(begin)

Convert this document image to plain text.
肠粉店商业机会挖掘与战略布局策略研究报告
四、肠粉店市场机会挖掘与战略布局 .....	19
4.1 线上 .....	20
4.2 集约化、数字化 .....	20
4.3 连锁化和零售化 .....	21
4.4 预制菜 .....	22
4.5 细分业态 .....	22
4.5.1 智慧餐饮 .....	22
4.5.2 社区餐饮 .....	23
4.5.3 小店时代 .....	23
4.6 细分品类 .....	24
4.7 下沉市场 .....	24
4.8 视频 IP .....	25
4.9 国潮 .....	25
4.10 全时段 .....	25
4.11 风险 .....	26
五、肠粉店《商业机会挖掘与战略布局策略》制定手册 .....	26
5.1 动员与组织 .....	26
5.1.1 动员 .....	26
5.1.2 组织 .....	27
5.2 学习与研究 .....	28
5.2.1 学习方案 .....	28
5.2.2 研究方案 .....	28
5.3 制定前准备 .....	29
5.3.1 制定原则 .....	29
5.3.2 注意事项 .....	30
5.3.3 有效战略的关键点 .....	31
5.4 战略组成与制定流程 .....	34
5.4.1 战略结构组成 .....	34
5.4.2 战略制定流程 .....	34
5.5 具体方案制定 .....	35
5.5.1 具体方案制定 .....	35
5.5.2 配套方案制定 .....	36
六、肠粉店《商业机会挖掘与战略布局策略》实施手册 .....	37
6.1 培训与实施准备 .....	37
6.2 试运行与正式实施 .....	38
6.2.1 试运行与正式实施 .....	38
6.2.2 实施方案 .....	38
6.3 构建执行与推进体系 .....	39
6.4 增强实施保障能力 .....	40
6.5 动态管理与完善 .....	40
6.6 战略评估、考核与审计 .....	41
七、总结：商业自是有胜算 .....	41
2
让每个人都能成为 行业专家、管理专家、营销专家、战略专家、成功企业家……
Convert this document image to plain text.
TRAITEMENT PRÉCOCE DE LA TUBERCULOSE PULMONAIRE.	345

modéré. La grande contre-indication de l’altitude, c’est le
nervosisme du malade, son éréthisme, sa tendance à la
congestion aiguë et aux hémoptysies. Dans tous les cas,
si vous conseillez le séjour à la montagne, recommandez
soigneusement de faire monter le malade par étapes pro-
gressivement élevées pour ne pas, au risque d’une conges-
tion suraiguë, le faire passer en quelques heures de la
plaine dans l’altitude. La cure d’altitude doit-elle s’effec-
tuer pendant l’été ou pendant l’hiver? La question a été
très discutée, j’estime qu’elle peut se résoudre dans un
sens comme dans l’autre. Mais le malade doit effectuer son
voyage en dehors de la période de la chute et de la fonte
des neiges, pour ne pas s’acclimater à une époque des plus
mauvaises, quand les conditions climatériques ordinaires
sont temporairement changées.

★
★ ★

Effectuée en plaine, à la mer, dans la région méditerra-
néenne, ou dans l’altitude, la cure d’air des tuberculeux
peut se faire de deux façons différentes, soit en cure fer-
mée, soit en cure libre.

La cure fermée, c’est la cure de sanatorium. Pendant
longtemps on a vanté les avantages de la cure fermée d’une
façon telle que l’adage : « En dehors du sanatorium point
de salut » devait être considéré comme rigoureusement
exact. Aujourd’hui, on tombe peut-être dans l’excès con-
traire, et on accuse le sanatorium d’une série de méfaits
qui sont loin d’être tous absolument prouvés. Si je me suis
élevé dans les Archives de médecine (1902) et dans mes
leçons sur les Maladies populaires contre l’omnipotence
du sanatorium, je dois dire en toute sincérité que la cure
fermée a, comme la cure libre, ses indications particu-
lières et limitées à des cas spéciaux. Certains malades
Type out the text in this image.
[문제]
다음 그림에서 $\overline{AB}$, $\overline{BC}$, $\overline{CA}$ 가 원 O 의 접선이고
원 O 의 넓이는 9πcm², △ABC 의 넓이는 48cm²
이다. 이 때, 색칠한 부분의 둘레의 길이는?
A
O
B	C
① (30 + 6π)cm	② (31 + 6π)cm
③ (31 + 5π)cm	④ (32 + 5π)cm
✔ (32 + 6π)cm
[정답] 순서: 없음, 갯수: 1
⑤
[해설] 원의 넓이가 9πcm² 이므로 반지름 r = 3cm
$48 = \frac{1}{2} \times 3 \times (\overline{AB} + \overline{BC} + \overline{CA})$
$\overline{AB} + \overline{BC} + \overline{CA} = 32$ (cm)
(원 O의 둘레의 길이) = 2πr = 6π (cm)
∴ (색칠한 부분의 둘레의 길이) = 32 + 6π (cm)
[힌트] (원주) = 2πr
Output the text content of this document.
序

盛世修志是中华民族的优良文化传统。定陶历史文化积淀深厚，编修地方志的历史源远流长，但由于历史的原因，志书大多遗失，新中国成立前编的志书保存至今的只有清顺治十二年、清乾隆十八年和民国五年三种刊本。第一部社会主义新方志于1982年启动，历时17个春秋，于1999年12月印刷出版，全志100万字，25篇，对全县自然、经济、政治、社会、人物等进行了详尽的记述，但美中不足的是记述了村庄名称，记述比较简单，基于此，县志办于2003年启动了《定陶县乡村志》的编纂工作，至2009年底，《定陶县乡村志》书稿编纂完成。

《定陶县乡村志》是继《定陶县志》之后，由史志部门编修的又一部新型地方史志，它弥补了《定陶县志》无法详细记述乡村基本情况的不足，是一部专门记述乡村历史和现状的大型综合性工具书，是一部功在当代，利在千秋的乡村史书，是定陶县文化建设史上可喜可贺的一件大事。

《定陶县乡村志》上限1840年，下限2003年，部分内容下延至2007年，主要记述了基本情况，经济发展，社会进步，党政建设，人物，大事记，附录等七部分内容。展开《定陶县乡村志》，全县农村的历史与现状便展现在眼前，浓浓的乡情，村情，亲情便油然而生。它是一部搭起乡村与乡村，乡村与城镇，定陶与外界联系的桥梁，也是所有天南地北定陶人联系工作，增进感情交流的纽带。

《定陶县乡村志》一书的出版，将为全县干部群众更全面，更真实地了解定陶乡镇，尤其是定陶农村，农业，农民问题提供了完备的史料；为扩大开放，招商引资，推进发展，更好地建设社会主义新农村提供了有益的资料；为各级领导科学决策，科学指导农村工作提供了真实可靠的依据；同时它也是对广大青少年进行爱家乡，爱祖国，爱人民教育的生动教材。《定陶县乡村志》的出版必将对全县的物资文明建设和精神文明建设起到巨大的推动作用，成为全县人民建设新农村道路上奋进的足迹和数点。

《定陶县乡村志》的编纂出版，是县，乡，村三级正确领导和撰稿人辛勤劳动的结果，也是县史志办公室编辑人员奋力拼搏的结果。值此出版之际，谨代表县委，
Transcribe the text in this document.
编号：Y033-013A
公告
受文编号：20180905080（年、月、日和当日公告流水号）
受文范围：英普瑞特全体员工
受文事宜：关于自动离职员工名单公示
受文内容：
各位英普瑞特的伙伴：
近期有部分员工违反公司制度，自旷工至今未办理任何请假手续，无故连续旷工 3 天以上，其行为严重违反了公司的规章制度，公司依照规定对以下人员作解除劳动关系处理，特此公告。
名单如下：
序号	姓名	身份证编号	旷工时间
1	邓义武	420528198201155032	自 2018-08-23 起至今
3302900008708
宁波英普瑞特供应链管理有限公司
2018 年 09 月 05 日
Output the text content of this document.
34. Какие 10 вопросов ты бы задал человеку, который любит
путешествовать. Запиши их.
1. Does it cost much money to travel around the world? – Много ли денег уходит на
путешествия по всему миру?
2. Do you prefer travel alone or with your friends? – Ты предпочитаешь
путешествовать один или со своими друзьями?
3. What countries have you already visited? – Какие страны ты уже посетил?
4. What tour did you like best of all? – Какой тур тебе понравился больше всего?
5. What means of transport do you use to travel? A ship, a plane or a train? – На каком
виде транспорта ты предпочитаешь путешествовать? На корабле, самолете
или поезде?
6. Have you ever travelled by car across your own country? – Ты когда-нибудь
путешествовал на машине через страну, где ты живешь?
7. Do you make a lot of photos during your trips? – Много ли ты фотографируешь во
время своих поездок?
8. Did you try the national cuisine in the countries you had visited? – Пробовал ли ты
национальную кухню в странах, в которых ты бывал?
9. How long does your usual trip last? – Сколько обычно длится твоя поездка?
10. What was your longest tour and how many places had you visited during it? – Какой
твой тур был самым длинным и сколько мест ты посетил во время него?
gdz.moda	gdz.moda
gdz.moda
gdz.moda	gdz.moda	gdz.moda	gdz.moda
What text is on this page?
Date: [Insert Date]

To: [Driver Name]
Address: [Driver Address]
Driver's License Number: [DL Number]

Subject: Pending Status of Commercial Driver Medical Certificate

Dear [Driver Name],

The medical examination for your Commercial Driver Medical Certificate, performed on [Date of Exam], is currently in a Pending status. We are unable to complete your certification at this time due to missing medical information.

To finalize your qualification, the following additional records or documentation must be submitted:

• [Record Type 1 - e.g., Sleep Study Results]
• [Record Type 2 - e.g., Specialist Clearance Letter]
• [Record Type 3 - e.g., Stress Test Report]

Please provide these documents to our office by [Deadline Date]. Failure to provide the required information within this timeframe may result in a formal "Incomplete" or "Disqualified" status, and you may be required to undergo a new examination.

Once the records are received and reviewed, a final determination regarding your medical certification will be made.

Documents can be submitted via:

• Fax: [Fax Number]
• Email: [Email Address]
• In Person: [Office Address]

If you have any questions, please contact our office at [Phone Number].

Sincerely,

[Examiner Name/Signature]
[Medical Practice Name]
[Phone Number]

(end)

§ **Task prompt**: In the records above, find each line that holds the word "Pending"; copy all such lines.

§ **Expected answer**:
Subject: Pending Status of Commercial Driver Medical Certificate
The medical examination for your Commercial Driver Medical Certificate, performed on [Date of Exam], is currently in a Pending status. We are unable to complete your certification at this time due to missing medical information.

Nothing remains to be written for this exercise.